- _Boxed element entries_
※

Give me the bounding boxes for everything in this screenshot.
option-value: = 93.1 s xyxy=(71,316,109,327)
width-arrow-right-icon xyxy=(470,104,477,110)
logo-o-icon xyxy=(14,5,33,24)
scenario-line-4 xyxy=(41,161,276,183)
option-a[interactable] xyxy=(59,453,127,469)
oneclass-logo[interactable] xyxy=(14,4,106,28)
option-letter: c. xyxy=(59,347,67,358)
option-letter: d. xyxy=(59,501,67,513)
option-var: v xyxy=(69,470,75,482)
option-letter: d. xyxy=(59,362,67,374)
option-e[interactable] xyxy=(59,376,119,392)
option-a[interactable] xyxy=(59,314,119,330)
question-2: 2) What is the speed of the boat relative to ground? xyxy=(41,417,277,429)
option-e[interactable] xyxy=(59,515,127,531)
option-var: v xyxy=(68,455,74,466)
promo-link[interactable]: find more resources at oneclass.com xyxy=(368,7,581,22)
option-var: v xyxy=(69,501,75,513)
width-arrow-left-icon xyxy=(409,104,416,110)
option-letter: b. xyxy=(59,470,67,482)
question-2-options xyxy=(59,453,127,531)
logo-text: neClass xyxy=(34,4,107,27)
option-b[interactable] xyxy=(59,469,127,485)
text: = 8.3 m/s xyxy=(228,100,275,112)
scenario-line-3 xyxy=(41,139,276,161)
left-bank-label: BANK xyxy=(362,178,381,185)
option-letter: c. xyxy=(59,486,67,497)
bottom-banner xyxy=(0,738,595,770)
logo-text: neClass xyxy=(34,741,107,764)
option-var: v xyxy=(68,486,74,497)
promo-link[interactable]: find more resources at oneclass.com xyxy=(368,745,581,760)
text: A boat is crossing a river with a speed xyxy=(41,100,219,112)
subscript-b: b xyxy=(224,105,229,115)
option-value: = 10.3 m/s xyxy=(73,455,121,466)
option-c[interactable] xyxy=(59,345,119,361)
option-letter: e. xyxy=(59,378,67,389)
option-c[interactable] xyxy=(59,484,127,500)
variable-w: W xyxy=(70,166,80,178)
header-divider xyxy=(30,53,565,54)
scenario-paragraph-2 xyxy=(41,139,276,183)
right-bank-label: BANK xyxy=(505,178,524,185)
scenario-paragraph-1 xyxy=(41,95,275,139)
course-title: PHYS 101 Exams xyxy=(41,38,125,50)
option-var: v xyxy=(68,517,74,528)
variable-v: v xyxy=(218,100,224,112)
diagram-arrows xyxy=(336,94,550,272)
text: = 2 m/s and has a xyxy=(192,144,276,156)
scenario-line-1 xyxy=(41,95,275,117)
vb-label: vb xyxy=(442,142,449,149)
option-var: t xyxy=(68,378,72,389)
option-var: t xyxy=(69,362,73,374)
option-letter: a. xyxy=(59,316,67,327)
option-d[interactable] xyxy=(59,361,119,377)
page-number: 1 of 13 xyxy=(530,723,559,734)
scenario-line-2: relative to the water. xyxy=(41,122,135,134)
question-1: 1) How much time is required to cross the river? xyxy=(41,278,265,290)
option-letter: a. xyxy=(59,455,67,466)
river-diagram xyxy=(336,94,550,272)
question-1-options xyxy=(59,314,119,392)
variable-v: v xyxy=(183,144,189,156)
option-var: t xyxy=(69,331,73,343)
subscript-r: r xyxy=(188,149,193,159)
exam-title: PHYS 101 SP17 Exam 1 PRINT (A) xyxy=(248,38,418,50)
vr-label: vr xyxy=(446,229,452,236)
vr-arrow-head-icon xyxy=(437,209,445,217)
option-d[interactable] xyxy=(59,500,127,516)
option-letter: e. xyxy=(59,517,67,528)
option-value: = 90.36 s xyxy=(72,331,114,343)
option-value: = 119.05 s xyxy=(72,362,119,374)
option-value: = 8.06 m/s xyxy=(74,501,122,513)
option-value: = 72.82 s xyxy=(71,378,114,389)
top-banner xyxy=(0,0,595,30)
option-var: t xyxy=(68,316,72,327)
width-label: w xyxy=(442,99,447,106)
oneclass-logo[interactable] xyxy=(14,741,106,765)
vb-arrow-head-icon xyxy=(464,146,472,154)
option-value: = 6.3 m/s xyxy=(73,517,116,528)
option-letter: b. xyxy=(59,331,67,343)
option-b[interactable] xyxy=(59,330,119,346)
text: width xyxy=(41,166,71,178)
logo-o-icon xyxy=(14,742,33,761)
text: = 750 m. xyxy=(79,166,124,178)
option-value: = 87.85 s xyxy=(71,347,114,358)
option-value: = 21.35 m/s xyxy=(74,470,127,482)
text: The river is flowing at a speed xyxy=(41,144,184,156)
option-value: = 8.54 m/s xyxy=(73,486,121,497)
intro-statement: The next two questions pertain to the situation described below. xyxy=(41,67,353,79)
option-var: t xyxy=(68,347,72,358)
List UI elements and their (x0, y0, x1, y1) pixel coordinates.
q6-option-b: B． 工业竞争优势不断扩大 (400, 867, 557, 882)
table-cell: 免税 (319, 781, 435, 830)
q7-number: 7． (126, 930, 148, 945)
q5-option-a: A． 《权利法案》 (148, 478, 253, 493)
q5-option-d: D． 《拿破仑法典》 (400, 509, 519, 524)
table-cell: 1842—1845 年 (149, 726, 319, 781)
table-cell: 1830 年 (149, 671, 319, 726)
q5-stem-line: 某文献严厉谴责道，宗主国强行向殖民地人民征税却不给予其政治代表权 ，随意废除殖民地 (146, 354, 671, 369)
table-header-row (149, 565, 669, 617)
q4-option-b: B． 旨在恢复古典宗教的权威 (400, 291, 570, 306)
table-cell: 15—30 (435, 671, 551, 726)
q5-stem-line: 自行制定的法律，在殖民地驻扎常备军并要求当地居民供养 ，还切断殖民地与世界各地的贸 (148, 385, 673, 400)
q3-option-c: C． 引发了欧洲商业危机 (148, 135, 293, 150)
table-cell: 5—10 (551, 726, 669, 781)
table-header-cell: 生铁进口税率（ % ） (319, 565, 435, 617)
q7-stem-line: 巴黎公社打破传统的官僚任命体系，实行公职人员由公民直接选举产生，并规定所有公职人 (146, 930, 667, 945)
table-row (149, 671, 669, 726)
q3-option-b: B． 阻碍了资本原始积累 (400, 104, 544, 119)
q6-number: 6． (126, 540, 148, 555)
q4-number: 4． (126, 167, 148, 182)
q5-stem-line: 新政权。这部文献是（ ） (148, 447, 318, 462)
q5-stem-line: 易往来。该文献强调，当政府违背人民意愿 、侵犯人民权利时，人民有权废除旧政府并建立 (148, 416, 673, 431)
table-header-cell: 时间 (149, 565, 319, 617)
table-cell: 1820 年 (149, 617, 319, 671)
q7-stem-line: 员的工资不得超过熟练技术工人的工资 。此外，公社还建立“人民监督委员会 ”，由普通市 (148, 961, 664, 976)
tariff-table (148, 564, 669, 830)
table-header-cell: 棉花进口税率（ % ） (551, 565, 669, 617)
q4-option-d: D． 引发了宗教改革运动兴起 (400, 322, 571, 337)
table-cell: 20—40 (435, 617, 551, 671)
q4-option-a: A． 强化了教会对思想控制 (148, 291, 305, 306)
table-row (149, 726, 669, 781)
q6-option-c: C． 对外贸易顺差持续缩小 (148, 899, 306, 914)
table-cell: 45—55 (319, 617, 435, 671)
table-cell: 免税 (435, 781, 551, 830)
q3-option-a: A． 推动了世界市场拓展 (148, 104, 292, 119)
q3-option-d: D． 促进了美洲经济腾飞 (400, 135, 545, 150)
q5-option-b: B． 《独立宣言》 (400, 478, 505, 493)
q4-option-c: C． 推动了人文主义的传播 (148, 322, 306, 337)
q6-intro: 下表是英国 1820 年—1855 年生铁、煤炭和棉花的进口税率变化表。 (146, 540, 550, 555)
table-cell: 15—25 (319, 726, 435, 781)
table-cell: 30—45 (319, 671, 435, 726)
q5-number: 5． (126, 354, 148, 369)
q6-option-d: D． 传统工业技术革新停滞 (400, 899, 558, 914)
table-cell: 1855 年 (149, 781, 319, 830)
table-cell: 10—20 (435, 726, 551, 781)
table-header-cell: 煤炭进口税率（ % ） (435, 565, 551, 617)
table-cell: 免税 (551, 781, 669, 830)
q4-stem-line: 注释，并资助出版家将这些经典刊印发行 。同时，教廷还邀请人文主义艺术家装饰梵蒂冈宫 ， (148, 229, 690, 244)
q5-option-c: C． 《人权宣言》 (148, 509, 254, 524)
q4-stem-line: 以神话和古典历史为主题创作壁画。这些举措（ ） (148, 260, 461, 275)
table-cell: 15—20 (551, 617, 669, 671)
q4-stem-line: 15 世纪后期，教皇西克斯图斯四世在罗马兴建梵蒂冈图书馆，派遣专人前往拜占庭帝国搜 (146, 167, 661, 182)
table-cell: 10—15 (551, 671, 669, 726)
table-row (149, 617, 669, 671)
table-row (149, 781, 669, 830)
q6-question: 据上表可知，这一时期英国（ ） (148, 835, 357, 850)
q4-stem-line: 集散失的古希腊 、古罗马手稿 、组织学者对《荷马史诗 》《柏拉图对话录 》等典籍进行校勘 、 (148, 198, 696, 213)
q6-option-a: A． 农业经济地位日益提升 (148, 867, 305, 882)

※

- _AIM_
Reproduce every entry from the first one down to the line containing "oneclass-logo[interactable] xyxy=(14,4,106,28)", including both of those lines.

- _COMPLETE RESPONSE_
Give me the bounding boxes for everything in this screenshot.
option-value: = 93.1 s xyxy=(71,316,109,327)
width-arrow-right-icon xyxy=(470,104,477,110)
logo-o-icon xyxy=(14,5,33,24)
scenario-line-4 xyxy=(41,161,276,183)
option-a[interactable] xyxy=(59,453,127,469)
oneclass-logo[interactable] xyxy=(14,4,106,28)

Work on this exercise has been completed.